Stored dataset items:
══════════════════════════════

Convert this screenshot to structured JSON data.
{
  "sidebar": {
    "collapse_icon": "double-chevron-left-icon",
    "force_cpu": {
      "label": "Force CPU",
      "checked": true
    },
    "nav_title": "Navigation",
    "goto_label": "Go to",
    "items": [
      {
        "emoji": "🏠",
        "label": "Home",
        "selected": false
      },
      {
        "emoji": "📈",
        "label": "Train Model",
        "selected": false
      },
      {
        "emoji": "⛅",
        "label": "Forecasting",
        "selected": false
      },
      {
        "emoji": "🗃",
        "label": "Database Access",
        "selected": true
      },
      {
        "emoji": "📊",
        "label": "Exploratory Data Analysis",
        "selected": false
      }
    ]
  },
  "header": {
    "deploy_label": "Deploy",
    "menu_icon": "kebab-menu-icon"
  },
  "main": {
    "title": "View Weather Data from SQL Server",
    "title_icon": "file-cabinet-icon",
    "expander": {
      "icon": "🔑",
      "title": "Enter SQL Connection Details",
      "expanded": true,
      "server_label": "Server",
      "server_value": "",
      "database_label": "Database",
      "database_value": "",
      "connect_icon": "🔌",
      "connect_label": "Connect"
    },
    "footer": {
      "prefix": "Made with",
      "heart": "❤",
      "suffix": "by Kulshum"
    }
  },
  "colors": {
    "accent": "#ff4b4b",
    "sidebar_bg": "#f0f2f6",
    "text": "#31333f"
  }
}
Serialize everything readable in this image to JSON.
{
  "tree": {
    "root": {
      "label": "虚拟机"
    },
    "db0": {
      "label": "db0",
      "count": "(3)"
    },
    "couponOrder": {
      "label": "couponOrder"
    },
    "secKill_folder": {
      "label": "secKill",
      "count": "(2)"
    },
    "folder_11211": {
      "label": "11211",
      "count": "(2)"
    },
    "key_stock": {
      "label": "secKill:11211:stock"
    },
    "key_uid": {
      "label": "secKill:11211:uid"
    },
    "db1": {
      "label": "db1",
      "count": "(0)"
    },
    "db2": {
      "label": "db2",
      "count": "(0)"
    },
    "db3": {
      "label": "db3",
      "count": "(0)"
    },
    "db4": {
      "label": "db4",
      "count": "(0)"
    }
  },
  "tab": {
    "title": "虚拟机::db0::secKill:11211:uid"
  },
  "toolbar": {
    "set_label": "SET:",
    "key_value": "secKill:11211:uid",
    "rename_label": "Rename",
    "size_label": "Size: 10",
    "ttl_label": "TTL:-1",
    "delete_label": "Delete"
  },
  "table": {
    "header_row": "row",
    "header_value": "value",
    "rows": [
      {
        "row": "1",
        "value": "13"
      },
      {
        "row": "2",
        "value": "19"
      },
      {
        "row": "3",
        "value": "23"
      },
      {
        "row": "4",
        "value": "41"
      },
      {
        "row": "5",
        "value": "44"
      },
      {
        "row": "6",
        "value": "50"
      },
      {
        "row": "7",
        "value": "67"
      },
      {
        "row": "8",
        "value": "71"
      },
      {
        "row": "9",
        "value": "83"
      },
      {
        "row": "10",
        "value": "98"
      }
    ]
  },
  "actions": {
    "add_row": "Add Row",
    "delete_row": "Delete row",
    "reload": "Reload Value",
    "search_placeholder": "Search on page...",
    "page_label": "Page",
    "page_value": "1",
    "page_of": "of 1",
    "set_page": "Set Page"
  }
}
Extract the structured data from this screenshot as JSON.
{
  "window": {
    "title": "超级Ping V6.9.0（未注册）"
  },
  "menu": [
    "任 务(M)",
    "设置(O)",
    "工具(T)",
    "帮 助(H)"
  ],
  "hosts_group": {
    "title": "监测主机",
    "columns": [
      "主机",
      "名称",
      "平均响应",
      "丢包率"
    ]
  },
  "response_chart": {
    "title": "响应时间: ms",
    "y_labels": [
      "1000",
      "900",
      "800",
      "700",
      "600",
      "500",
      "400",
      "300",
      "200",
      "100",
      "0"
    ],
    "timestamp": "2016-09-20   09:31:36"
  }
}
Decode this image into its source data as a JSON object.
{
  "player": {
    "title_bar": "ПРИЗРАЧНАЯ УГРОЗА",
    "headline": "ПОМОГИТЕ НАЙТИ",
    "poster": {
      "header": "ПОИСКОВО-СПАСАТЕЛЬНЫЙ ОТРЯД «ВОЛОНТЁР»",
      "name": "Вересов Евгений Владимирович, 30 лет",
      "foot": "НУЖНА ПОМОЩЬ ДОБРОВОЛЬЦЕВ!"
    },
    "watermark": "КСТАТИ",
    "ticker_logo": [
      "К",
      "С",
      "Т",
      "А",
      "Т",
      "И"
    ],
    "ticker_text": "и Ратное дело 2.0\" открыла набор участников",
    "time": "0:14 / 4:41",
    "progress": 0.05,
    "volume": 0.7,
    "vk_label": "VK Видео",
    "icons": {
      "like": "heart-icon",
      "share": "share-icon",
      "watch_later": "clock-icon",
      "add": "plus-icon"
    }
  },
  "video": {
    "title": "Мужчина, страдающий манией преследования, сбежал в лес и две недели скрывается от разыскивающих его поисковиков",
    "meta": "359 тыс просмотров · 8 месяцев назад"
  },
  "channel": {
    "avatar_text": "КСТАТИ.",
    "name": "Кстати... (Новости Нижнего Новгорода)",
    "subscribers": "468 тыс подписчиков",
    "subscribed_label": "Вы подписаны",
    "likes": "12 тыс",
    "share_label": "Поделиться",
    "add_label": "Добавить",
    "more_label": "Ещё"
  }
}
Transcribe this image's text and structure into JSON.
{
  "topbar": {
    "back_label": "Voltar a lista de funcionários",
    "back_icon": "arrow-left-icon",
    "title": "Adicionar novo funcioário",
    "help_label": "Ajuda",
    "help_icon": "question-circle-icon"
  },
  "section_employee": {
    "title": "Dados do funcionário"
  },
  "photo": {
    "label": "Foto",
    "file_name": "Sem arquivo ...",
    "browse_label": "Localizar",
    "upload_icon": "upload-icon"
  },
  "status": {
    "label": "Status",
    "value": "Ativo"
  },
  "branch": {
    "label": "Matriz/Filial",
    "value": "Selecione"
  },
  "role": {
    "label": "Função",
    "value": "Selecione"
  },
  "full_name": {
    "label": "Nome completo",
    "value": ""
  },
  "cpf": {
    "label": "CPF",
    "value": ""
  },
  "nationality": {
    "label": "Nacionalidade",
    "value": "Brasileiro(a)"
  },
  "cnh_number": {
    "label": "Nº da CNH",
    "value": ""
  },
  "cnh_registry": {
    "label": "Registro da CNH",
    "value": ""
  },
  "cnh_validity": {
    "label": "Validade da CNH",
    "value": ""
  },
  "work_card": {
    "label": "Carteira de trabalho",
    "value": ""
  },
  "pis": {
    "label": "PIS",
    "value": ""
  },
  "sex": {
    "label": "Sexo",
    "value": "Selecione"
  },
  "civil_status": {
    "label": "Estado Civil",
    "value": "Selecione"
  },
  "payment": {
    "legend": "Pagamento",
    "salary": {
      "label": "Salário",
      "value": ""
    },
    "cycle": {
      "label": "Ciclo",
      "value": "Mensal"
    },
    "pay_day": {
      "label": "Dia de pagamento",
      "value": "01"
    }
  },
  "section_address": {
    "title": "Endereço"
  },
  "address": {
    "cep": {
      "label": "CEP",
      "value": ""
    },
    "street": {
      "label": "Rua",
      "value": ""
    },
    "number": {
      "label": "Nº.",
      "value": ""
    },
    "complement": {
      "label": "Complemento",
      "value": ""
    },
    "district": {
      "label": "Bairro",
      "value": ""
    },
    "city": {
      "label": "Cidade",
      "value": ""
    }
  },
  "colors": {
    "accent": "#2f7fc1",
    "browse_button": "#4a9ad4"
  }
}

══════════════════════════════

• _TO BE DONE_
Give back all the data exactly as written.

• _FINAL RESULT_
Convert this screenshot to structured JSON data.
{
  "sidebar": {
    "collapse_icon": "double-chevron-left-icon",
    "force_cpu": {
      "label": "Force CPU",
      "checked": true
    },
    "nav_title": "Navigation",
    "goto_label": "Go to",
    "items": [
      {
        "emoji": "🏠",
        "label": "Home",
        "selected": false
      },
      {
        "emoji": "📈",
        "label": "Train Model",
        "selected": false
      },
      {
        "emoji": "⛅",
        "label": "Forecasting",
        "selected": false
      },
      {
        "emoji": "🗃",
        "label": "Database Access",
        "selected": true
      },
      {
        "emoji": "📊",
        "label": "Exploratory Data Analysis",
        "selected": false
      }
    ]
  },
  "header": {
    "deploy_label": "Deploy",
    "menu_icon": "kebab-menu-icon"
  },
  "main": {
    "title": "View Weather Data from SQL Server",
    "title_icon": "file-cabinet-icon",
    "expander": {
      "icon": "🔑",
      "title": "Enter SQL Connection Details",
      "expanded": true,
      "server_label": "Server",
      "server_value": "",
      "database_label": "Database",
      "database_value": "",
      "connect_icon": "🔌",
      "connect_label": "Connect"
    },
    "footer": {
      "prefix": "Made with",
      "heart": "❤",
      "suffix": "by Kulshum"
    }
  },
  "colors": {
    "accent": "#ff4b4b",
    "sidebar_bg": "#f0f2f6",
    "text": "#31333f"
  }
}
Serialize everything readable in this image to JSON.
{
  "tree": {
    "root": {
      "label": "虚拟机"
    },
    "db0": {
      "label": "db0",
      "count": "(3)"
    },
    "couponOrder": {
      "label": "couponOrder"
    },
    "secKill_folder": {
      "label": "secKill",
      "count": "(2)"
    },
    "folder_11211": {
      "label": "11211",
      "count": "(2)"
    },
    "key_stock": {
      "label": "secKill:11211:stock"
    },
    "key_uid": {
      "label": "secKill:11211:uid"
    },
    "db1": {
      "label": "db1",
      "count": "(0)"
    },
    "db2": {
      "label": "db2",
      "count": "(0)"
    },
    "db3": {
      "label": "db3",
      "count": "(0)"
    },
    "db4": {
      "label": "db4",
      "count": "(0)"
    }
  },
  "tab": {
    "title": "虚拟机::db0::secKill:11211:uid"
  },
  "toolbar": {
    "set_label": "SET:",
    "key_value": "secKill:11211:uid",
    "rename_label": "Rename",
    "size_label": "Size: 10",
    "ttl_label": "TTL:-1",
    "delete_label": "Delete"
  },
  "table": {
    "header_row": "row",
    "header_value": "value",
    "rows": [
      {
        "row": "1",
        "value": "13"
      },
      {
        "row": "2",
        "value": "19"
      },
      {
        "row": "3",
        "value": "23"
      },
      {
        "row": "4",
        "value": "41"
      },
      {
        "row": "5",
        "value": "44"
      },
      {
        "row": "6",
        "value": "50"
      },
      {
        "row": "7",
        "value": "67"
      },
      {
        "row": "8",
        "value": "71"
      },
      {
        "row": "9",
        "value": "83"
      },
      {
        "row": "10",
        "value": "98"
      }
    ]
  },
  "actions": {
    "add_row": "Add Row",
    "delete_row": "Delete row",
    "reload": "Reload Value",
    "search_placeholder": "Search on page...",
    "page_label": "Page",
    "page_value": "1",
    "page_of": "of 1",
    "set_page": "Set Page"
  }
}
Extract the structured data from this screenshot as JSON.
{
  "window": {
    "title": "超级Ping V6.9.0（未注册）"
  },
  "menu": [
    "任 务(M)",
    "设置(O)",
    "工具(T)",
    "帮 助(H)"
  ],
  "hosts_group": {
    "title": "监测主机",
    "columns": [
      "主机",
      "名称",
      "平均响应",
      "丢包率"
    ]
  },
  "response_chart": {
    "title": "响应时间: ms",
    "y_labels": [
      "1000",
      "900",
      "800",
      "700",
      "600",
      "500",
      "400",
      "300",
      "200",
      "100",
      "0"
    ],
    "timestamp": "2016-09-20   09:31:36"
  }
}
Decode this image into its source data as a JSON object.
{
  "player": {
    "title_bar": "ПРИЗРАЧНАЯ УГРОЗА",
    "headline": "ПОМОГИТЕ НАЙТИ",
    "poster": {
      "header": "ПОИСКОВО-СПАСАТЕЛЬНЫЙ ОТРЯД «ВОЛОНТЁР»",
      "name": "Вересов Евгений Владимирович, 30 лет",
      "foot": "НУЖНА ПОМОЩЬ ДОБРОВОЛЬЦЕВ!"
    },
    "watermark": "КСТАТИ",
    "ticker_logo": [
      "К",
      "С",
      "Т",
      "А",
      "Т",
      "И"
    ],
    "ticker_text": "и Ратное дело 2.0\" открыла набор участников",
    "time": "0:14 / 4:41",
    "progress": 0.05,
    "volume": 0.7,
    "vk_label": "VK Видео",
    "icons": {
      "like": "heart-icon",
      "share": "share-icon",
      "watch_later": "clock-icon",
      "add": "plus-icon"
    }
  },
  "video": {
    "title": "Мужчина, страдающий манией преследования, сбежал в лес и две недели скрывается от разыскивающих его поисковиков",
    "meta": "359 тыс просмотров · 8 месяцев назад"
  },
  "channel": {
    "avatar_text": "КСТАТИ.",
    "name": "Кстати... (Новости Нижнего Новгорода)",
    "subscribers": "468 тыс подписчиков",
    "subscribed_label": "Вы подписаны",
    "likes": "12 тыс",
    "share_label": "Поделиться",
    "add_label": "Добавить",
    "more_label": "Ещё"
  }
}
Transcribe this image's text and structure into JSON.
{
  "topbar": {
    "back_label": "Voltar a lista de funcionários",
    "back_icon": "arrow-left-icon",
    "title": "Adicionar novo funcioário",
    "help_label": "Ajuda",
    "help_icon": "question-circle-icon"
  },
  "section_employee": {
    "title": "Dados do funcionário"
  },
  "photo": {
    "label": "Foto",
    "file_name": "Sem arquivo ...",
    "browse_label": "Localizar",
    "upload_icon": "upload-icon"
  },
  "status": {
    "label": "Status",
    "value": "Ativo"
  },
  "branch": {
    "label": "Matriz/Filial",
    "value": "Selecione"
  },
  "role": {
    "label": "Função",
    "value": "Selecione"
  },
  "full_name": {
    "label": "Nome completo",
    "value": ""
  },
  "cpf": {
    "label": "CPF",
    "value": ""
  },
  "nationality": {
    "label": "Nacionalidade",
    "value": "Brasileiro(a)"
  },
  "cnh_number": {
    "label": "Nº da CNH",
    "value": ""
  },
  "cnh_registry": {
    "label": "Registro da CNH",
    "value": ""
  },
  "cnh_validity": {
    "label": "Validade da CNH",
    "value": ""
  },
  "work_card": {
    "label": "Carteira de trabalho",
    "value": ""
  },
  "pis": {
    "label": "PIS",
    "value": ""
  },
  "sex": {
    "label": "Sexo",
    "value": "Selecione"
  },
  "civil_status": {
    "label": "Estado Civil",
    "value": "Selecione"
  },
  "payment": {
    "legend": "Pagamento",
    "salary": {
      "label": "Salário",
      "value": ""
    },
    "cycle": {
      "label": "Ciclo",
      "value": "Mensal"
    },
    "pay_day": {
      "label": "Dia de pagamento",
      "value": "01"
    }
  },
  "section_address": {
    "title": "Endereço"
  },
  "address": {
    "cep": {
      "label": "CEP",
      "value": ""
    },
    "street": {
      "label": "Rua",
      "value": ""
    },
    "number": {
      "label": "Nº.",
      "value": ""
    },
    "complement": {
      "label": "Complemento",
      "value": ""
    },
    "district": {
      "label": "Bairro",
      "value": ""
    },
    "city": {
      "label": "Cidade",
      "value": ""
    }
  },
  "colors": {
    "accent": "#2f7fc1",
    "browse_button": "#4a9ad4"
  }
}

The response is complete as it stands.